**RECORDS SUPPLIED:**
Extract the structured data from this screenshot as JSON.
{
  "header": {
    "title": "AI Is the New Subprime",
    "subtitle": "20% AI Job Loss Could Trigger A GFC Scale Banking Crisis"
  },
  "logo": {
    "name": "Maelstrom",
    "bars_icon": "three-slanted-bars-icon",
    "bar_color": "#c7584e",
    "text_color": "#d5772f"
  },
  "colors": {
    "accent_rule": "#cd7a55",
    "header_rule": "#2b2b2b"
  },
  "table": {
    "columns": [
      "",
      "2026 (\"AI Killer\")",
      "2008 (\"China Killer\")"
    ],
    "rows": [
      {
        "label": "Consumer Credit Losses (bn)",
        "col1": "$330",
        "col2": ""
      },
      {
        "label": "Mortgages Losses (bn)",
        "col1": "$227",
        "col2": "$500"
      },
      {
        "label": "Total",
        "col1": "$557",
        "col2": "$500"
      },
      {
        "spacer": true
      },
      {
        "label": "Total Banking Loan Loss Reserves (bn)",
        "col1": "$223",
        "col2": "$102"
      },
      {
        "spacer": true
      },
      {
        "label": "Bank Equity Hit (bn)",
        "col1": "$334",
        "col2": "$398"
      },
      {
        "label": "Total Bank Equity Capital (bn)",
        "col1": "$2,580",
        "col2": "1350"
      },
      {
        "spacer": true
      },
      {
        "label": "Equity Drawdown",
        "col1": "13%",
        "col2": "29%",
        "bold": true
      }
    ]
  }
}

**TO DO:**
Give the number of lines above in which the word "Losses" occurs, with nothing else.

**RESPONSE TO THIS EXERCISE:**
2